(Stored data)

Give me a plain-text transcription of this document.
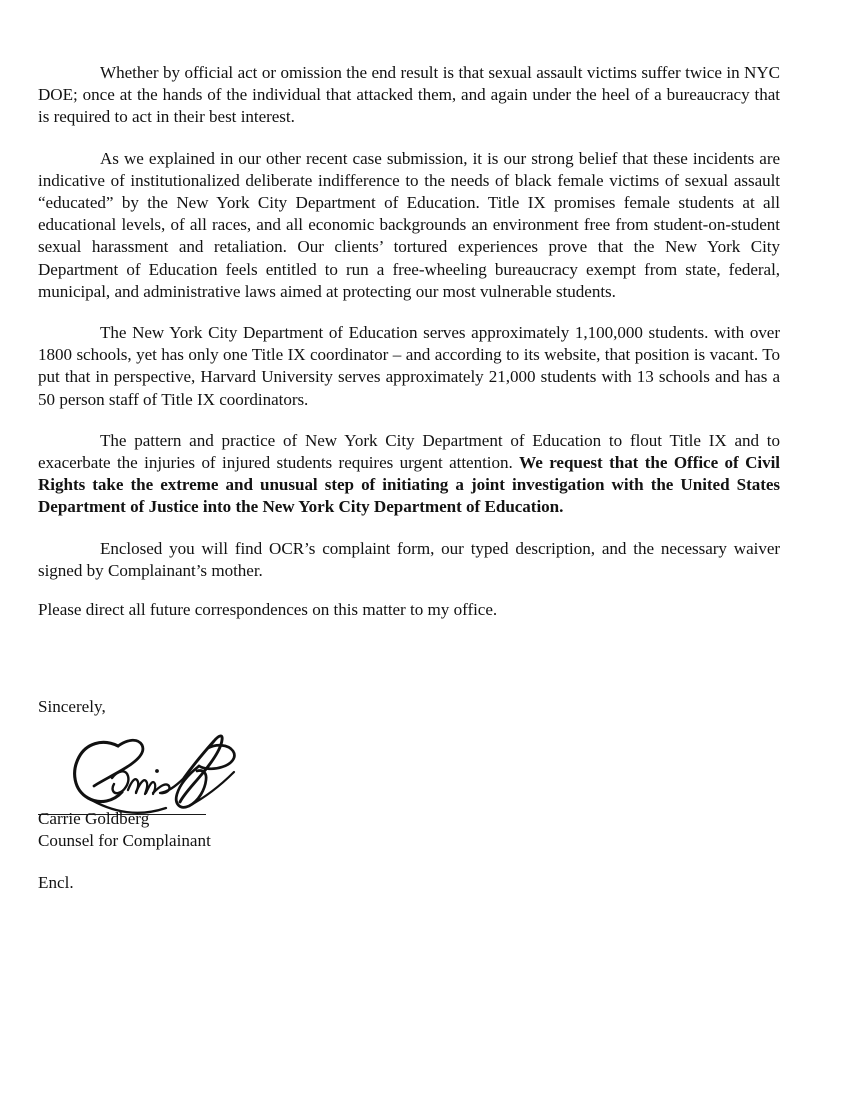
Whether by official act or omission the end result is that sexual assault victims suffer twice in NYC DOE; once at the hands of the individual that attacked them, and again under the heel of a bureaucracy that is required to act in their best interest.

As we explained in our other recent case submission, it is our strong belief that these incidents are indicative of institutionalized deliberate indifference to the needs of black female victims of sexual assault “educated” by the New York City Department of Education. Title IX promises female students at all educational levels, of all races, and all economic backgrounds an environment free from student-on-student sexual harassment and retaliation. Our clients’ tortured experiences prove that the New York City Department of Education feels entitled to run a free-wheeling bureaucracy exempt from state, federal, municipal, and administrative laws aimed at protecting our most vulnerable students.

The New York City Department of Education serves approximately 1,100,000 students. with over 1800 schools, yet has only one Title IX coordinator – and according to its website, that position is vacant. To put that in perspective, Harvard University serves approximately 21,000 students with 13 schools and has a 50 person staff of Title IX coordinators.

The pattern and practice of New York City Department of Education to flout Title IX and to exacerbate the injuries of injured students requires urgent attention. We request that the Office of Civil Rights take the extreme and unusual step of initiating a joint investigation with the United States Department of Justice into the New York City Department of Education.

Enclosed you will find OCR’s complaint form, our typed description, and the necessary waiver signed by Complainant’s mother.

Please direct all future correspondences on this matter to my office.

Sincerely,
Carrie Goldberg
Counsel for Complainant
Encl.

#### [The request]
Only lines holding the string "Complainant" are wanted; gather each one from the entries above.

#### [Expected answer]
Enclosed you will find OCR’s complaint form, our typed description, and the necessary waiver signed by Complainant’s mother.
Counsel for Complainant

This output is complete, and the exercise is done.